Copy all entries without alteration and skip the pictures they hold.

================================

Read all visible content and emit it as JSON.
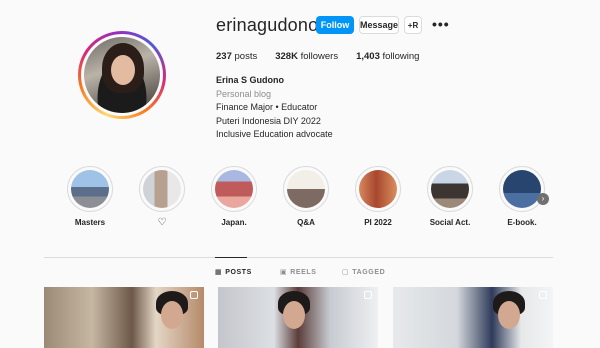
{
  "profile": {
    "username": "erinagudono",
    "follow_label": "Follow",
    "message_label": "Message",
    "suggest_label": "+R",
    "more_label": "•••",
    "stats": {
      "posts_count": "237",
      "posts_label": "posts",
      "followers_count": "328K",
      "followers_label": "followers",
      "following_count": "1,403",
      "following_label": "following"
    },
    "bio": {
      "name": "Erina S Gudono",
      "category": "Personal blog",
      "lines": [
        "Finance Major • Educator",
        "Puteri Indonesia DIY 2022",
        "Inclusive Education advocate"
      ]
    }
  },
  "highlights": [
    {
      "label": "Masters"
    },
    {
      "label": "♡"
    },
    {
      "label": "Japan."
    },
    {
      "label": "Q&A"
    },
    {
      "label": "PI 2022"
    },
    {
      "label": "Social Act."
    },
    {
      "label": "E-book."
    }
  ],
  "highlights_next_icon": "chevron-right-icon",
  "tabs": [
    {
      "label": "POSTS",
      "icon": "grid-icon",
      "active": true
    },
    {
      "label": "REELS",
      "icon": "reels-icon",
      "active": false
    },
    {
      "label": "TAGGED",
      "icon": "tag-icon",
      "active": false
    }
  ],
  "posts": [
    {
      "type": "carousel"
    },
    {
      "type": "reel"
    },
    {
      "type": "reel"
    }
  ],
  "colors": {
    "accent": "#0095f6",
    "background": "#fafafa",
    "text": "#262626",
    "muted": "#8e8e8e"
  }
}
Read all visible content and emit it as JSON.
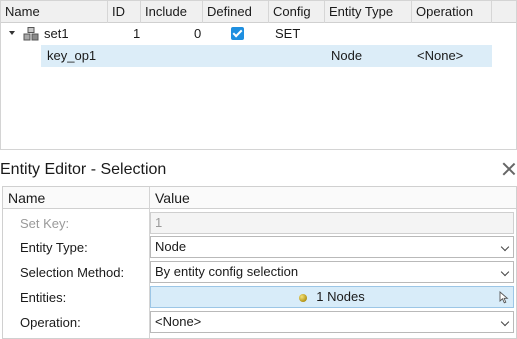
{
  "tree": {
    "columns": [
      "Name",
      "ID",
      "Include",
      "Defined",
      "Config",
      "Entity Type",
      "Operation"
    ],
    "rows": [
      {
        "name": "set1",
        "id": "1",
        "include": "0",
        "defined": true,
        "config": "SET",
        "entity_type": "",
        "operation": ""
      },
      {
        "name": "key_op1",
        "id": "",
        "include": "",
        "defined": false,
        "config": "",
        "entity_type": "Node",
        "operation": "<None>"
      }
    ]
  },
  "editor": {
    "title": "Entity Editor - Selection",
    "header_name": "Name",
    "header_value": "Value",
    "set_key_label": "Set Key:",
    "set_key_value": "1",
    "entity_type_label": "Entity Type:",
    "entity_type_value": "Node",
    "selection_method_label": "Selection Method:",
    "selection_method_value": "By entity config selection",
    "entities_label": "Entities:",
    "entities_value": "1 Nodes",
    "operation_label": "Operation:",
    "operation_value": "<None>"
  },
  "icons": {
    "expand": "chevron-down-icon",
    "set": "set-group-icon",
    "checkbox": "checkbox-checked-icon",
    "node": "node-icon",
    "cursor": "cursor-icon",
    "close": "close-icon",
    "dropdown": "chevron-down-icon"
  },
  "colors": {
    "accent": "#1e8fe0",
    "selected_row": "#dcedf8",
    "entities_field": "#d8ecf9"
  }
}
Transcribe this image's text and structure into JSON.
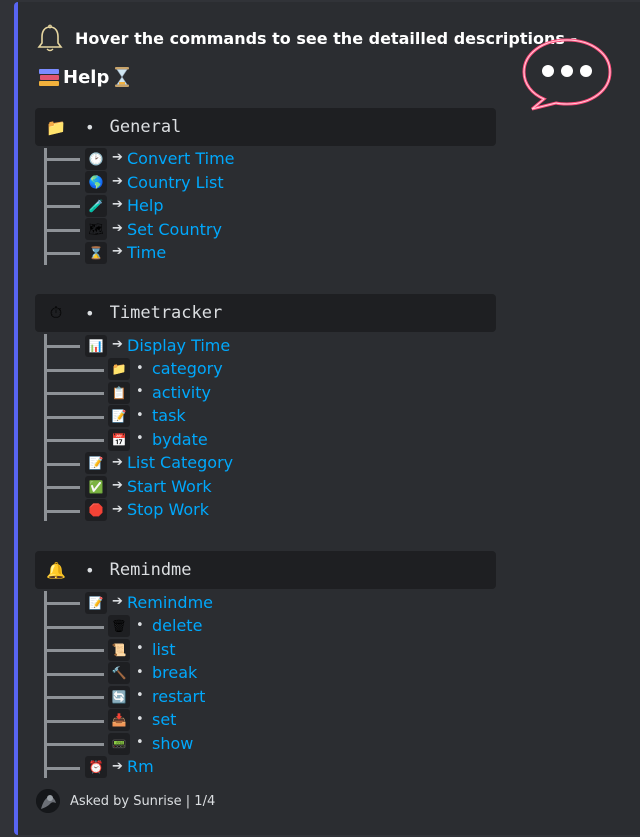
{
  "header": {
    "title": "Hover the commands to see the detailled descriptions -",
    "help_label": "Help",
    "help_icon": "books-icon",
    "hourglass_icon": "hourglass-icon",
    "bell_icon": "bell-outline-icon"
  },
  "sections": {
    "general": {
      "icon": "📁",
      "name": "General",
      "items": [
        {
          "icon": "🕑",
          "label": "Convert Time"
        },
        {
          "icon": "🌎",
          "label": "Country List"
        },
        {
          "icon": "🧪",
          "label": "Help"
        },
        {
          "icon": "🗺",
          "label": "Set Country"
        },
        {
          "icon": "⌛",
          "label": "Time"
        }
      ]
    },
    "timetracker": {
      "icon": "⏱",
      "name": "Timetracker",
      "items": [
        {
          "icon": "📊",
          "label": "Display Time"
        },
        {
          "icon": "📁",
          "label": "category"
        },
        {
          "icon": "📋",
          "label": "activity"
        },
        {
          "icon": "📝",
          "label": "task"
        },
        {
          "icon": "📅",
          "label": "bydate"
        },
        {
          "icon": "📝",
          "label": "List Category"
        },
        {
          "icon": "✅",
          "label": "Start Work"
        },
        {
          "icon": "🛑",
          "label": "Stop Work"
        }
      ]
    },
    "remindme": {
      "icon": "🔔",
      "name": "Remindme",
      "items": [
        {
          "icon": "📝",
          "label": "Remindme"
        },
        {
          "icon": "🗑",
          "label": "delete"
        },
        {
          "icon": "📜",
          "label": "list"
        },
        {
          "icon": "🔨",
          "label": "break"
        },
        {
          "icon": "🔄",
          "label": "restart"
        },
        {
          "icon": "📥",
          "label": "set"
        },
        {
          "icon": "📟",
          "label": "show"
        },
        {
          "icon": "⏰",
          "label": "Rm"
        }
      ]
    }
  },
  "separators": {
    "arrow": "➔",
    "bullet": "•",
    "dot": "•"
  },
  "footer": {
    "text": "Asked by Sunrise | 1/4"
  },
  "colors": {
    "accent": "#5865f2",
    "link": "#00a8fc",
    "embed_bg": "#2b2d31",
    "code_bg": "#1e1f22",
    "neon": "#ff4d7d"
  }
}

================================

▶ _Exercise answer_:
Read all visible content and emit it as JSON.
{
  "profile": {
    "username": "erinagudono",
    "follow_label": "Follow",
    "message_label": "Message",
    "suggest_label": "+R",
    "more_label": "•••",
    "stats": {
      "posts_count": "237",
      "posts_label": "posts",
      "followers_count": "328K",
      "followers_label": "followers",
      "following_count": "1,403",
      "following_label": "following"
    },
    "bio": {
      "name": "Erina S Gudono",
      "category": "Personal blog",
      "lines": [
        "Finance Major • Educator",
        "Puteri Indonesia DIY 2022",
        "Inclusive Education advocate"
      ]
    }
  },
  "highlights": [
    {
      "label": "Masters"
    },
    {
      "label": "♡"
    },
    {
      "label": "Japan."
    },
    {
      "label": "Q&A"
    },
    {
      "label": "PI 2022"
    },
    {
      "label": "Social Act."
    },
    {
      "label": "E-book."
    }
  ],
  "highlights_next_icon": "chevron-right-icon",
  "tabs": [
    {
      "label": "POSTS",
      "icon": "grid-icon",
      "active": true
    },
    {
      "label": "REELS",
      "icon": "reels-icon",
      "active": false
    },
    {
      "label": "TAGGED",
      "icon": "tag-icon",
      "active": false
    }
  ],
  "posts": [
    {
      "type": "carousel"
    },
    {
      "type": "reel"
    },
    {
      "type": "reel"
    }
  ],
  "colors": {
    "accent": "#0095f6",
    "background": "#fafafa",
    "text": "#262626",
    "muted": "#8e8e8e"
  }
}
Read all visible content and emit it as JSON.
{
  "tree": {
    "columns": [
      "Name",
      "ID",
      "Include",
      "Defined",
      "Config",
      "Entity Type",
      "Operation"
    ],
    "rows": [
      {
        "name": "set1",
        "id": "1",
        "include": "0",
        "defined": true,
        "config": "SET",
        "entity_type": "",
        "operation": ""
      },
      {
        "name": "key_op1",
        "id": "",
        "include": "",
        "defined": false,
        "config": "",
        "entity_type": "Node",
        "operation": "<None>"
      }
    ]
  },
  "editor": {
    "title": "Entity Editor - Selection",
    "header_name": "Name",
    "header_value": "Value",
    "set_key_label": "Set Key:",
    "set_key_value": "1",
    "entity_type_label": "Entity Type:",
    "entity_type_value": "Node",
    "selection_method_label": "Selection Method:",
    "selection_method_value": "By entity config selection",
    "entities_label": "Entities:",
    "entities_value": "1 Nodes",
    "operation_label": "Operation:",
    "operation_value": "<None>"
  },
  "icons": {
    "expand": "chevron-down-icon",
    "set": "set-group-icon",
    "checkbox": "checkbox-checked-icon",
    "node": "node-icon",
    "cursor": "cursor-icon",
    "close": "close-icon",
    "dropdown": "chevron-down-icon"
  },
  "colors": {
    "accent": "#1e8fe0",
    "selected_row": "#dcedf8",
    "entities_field": "#d8ecf9"
  }
}
Transcribe this image's text and structure into JSON.
{
  "header": {
    "title": "Hover the commands to see the detailled descriptions -",
    "help_label": "Help",
    "help_icon": "books-icon",
    "hourglass_icon": "hourglass-icon",
    "bell_icon": "bell-outline-icon"
  },
  "sections": {
    "general": {
      "icon": "📁",
      "name": "General",
      "items": [
        {
          "icon": "🕑",
          "label": "Convert Time"
        },
        {
          "icon": "🌎",
          "label": "Country List"
        },
        {
          "icon": "🧪",
          "label": "Help"
        },
        {
          "icon": "🗺",
          "label": "Set Country"
        },
        {
          "icon": "⌛",
          "label": "Time"
        }
      ]
    },
    "timetracker": {
      "icon": "⏱",
      "name": "Timetracker",
      "items": [
        {
          "icon": "📊",
          "label": "Display Time"
        },
        {
          "icon": "📁",
          "label": "category"
        },
        {
          "icon": "📋",
          "label": "activity"
        },
        {
          "icon": "📝",
          "label": "task"
        },
        {
          "icon": "📅",
          "label": "bydate"
        },
        {
          "icon": "📝",
          "label": "List Category"
        },
        {
          "icon": "✅",
          "label": "Start Work"
        },
        {
          "icon": "🛑",
          "label": "Stop Work"
        }
      ]
    },
    "remindme": {
      "icon": "🔔",
      "name": "Remindme",
      "items": [
        {
          "icon": "📝",
          "label": "Remindme"
        },
        {
          "icon": "🗑",
          "label": "delete"
        },
        {
          "icon": "📜",
          "label": "list"
        },
        {
          "icon": "🔨",
          "label": "break"
        },
        {
          "icon": "🔄",
          "label": "restart"
        },
        {
          "icon": "📥",
          "label": "set"
        },
        {
          "icon": "📟",
          "label": "show"
        },
        {
          "icon": "⏰",
          "label": "Rm"
        }
      ]
    }
  },
  "separators": {
    "arrow": "➔",
    "bullet": "•",
    "dot": "•"
  },
  "footer": {
    "text": "Asked by Sunrise | 1/4"
  },
  "colors": {
    "accent": "#5865f2",
    "link": "#00a8fc",
    "embed_bg": "#2b2d31",
    "code_bg": "#1e1f22",
    "neon": "#ff4d7d"
  }
}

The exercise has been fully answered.